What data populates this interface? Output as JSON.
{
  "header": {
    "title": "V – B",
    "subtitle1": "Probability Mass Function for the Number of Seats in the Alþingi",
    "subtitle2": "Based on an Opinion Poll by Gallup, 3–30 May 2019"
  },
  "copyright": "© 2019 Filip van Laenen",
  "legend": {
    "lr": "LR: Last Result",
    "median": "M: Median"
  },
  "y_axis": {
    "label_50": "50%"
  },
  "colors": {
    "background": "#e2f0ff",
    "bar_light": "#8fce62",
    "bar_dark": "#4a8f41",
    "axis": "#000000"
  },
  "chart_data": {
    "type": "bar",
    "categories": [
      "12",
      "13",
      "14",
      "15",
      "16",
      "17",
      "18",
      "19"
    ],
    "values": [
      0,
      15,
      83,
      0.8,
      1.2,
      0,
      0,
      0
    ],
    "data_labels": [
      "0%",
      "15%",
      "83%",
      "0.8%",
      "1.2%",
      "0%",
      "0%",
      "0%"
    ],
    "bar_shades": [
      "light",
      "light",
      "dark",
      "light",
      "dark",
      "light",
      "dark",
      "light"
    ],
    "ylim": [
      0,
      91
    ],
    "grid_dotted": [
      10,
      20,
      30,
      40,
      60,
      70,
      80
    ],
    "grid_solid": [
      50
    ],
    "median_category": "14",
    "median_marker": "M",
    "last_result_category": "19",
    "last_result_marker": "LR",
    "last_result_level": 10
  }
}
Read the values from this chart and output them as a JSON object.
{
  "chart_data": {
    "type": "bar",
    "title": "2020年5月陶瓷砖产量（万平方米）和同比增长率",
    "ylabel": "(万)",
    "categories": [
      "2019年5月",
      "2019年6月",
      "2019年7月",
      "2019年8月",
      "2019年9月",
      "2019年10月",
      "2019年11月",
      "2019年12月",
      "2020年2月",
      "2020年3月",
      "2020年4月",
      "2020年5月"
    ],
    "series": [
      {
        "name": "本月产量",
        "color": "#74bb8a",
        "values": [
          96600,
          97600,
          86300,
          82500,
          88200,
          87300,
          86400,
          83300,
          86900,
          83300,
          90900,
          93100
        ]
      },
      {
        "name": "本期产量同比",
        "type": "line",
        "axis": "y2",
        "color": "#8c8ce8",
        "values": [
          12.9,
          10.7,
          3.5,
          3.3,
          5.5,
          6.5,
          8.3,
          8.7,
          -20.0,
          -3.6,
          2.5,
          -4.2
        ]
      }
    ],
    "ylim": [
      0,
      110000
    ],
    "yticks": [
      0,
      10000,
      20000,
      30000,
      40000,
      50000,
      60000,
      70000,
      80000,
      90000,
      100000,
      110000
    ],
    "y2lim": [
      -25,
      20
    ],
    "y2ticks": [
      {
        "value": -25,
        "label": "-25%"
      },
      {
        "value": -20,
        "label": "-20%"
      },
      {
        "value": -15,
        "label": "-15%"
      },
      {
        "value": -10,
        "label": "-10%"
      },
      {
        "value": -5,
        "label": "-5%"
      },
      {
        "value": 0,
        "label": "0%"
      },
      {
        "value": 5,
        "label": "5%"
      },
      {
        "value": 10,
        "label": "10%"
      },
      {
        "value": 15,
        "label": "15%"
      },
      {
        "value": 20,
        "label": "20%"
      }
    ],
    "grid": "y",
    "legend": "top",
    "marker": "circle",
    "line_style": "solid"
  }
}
- - - -
WHAT TO DO
Return every record, word for word.

EXERCISE ANSWER
What data populates this interface? Output as JSON.
{
  "header": {
    "title": "V – B",
    "subtitle1": "Probability Mass Function for the Number of Seats in the Alþingi",
    "subtitle2": "Based on an Opinion Poll by Gallup, 3–30 May 2019"
  },
  "copyright": "© 2019 Filip van Laenen",
  "legend": {
    "lr": "LR: Last Result",
    "median": "M: Median"
  },
  "y_axis": {
    "label_50": "50%"
  },
  "colors": {
    "background": "#e2f0ff",
    "bar_light": "#8fce62",
    "bar_dark": "#4a8f41",
    "axis": "#000000"
  },
  "chart_data": {
    "type": "bar",
    "categories": [
      "12",
      "13",
      "14",
      "15",
      "16",
      "17",
      "18",
      "19"
    ],
    "values": [
      0,
      15,
      83,
      0.8,
      1.2,
      0,
      0,
      0
    ],
    "data_labels": [
      "0%",
      "15%",
      "83%",
      "0.8%",
      "1.2%",
      "0%",
      "0%",
      "0%"
    ],
    "bar_shades": [
      "light",
      "light",
      "dark",
      "light",
      "dark",
      "light",
      "dark",
      "light"
    ],
    "ylim": [
      0,
      91
    ],
    "grid_dotted": [
      10,
      20,
      30,
      40,
      60,
      70,
      80
    ],
    "grid_solid": [
      50
    ],
    "median_category": "14",
    "median_marker": "M",
    "last_result_category": "19",
    "last_result_marker": "LR",
    "last_result_level": 10
  }
}
Read the values from this chart and output them as a JSON object.
{
  "chart_data": {
    "type": "bar",
    "title": "2020年5月陶瓷砖产量（万平方米）和同比增长率",
    "ylabel": "(万)",
    "categories": [
      "2019年5月",
      "2019年6月",
      "2019年7月",
      "2019年8月",
      "2019年9月",
      "2019年10月",
      "2019年11月",
      "2019年12月",
      "2020年2月",
      "2020年3月",
      "2020年4月",
      "2020年5月"
    ],
    "series": [
      {
        "name": "本月产量",
        "color": "#74bb8a",
        "values": [
          96600,
          97600,
          86300,
          82500,
          88200,
          87300,
          86400,
          83300,
          86900,
          83300,
          90900,
          93100
        ]
      },
      {
        "name": "本期产量同比",
        "type": "line",
        "axis": "y2",
        "color": "#8c8ce8",
        "values": [
          12.9,
          10.7,
          3.5,
          3.3,
          5.5,
          6.5,
          8.3,
          8.7,
          -20.0,
          -3.6,
          2.5,
          -4.2
        ]
      }
    ],
    "ylim": [
      0,
      110000
    ],
    "yticks": [
      0,
      10000,
      20000,
      30000,
      40000,
      50000,
      60000,
      70000,
      80000,
      90000,
      100000,
      110000
    ],
    "y2lim": [
      -25,
      20
    ],
    "y2ticks": [
      {
        "value": -25,
        "label": "-25%"
      },
      {
        "value": -20,
        "label": "-20%"
      },
      {
        "value": -15,
        "label": "-15%"
      },
      {
        "value": -10,
        "label": "-10%"
      },
      {
        "value": -5,
        "label": "-5%"
      },
      {
        "value": 0,
        "label": "0%"
      },
      {
        "value": 5,
        "label": "5%"
      },
      {
        "value": 10,
        "label": "10%"
      },
      {
        "value": 15,
        "label": "15%"
      },
      {
        "value": 20,
        "label": "20%"
      }
    ],
    "grid": "y",
    "legend": "top",
    "marker": "circle",
    "line_style": "solid"
  }
}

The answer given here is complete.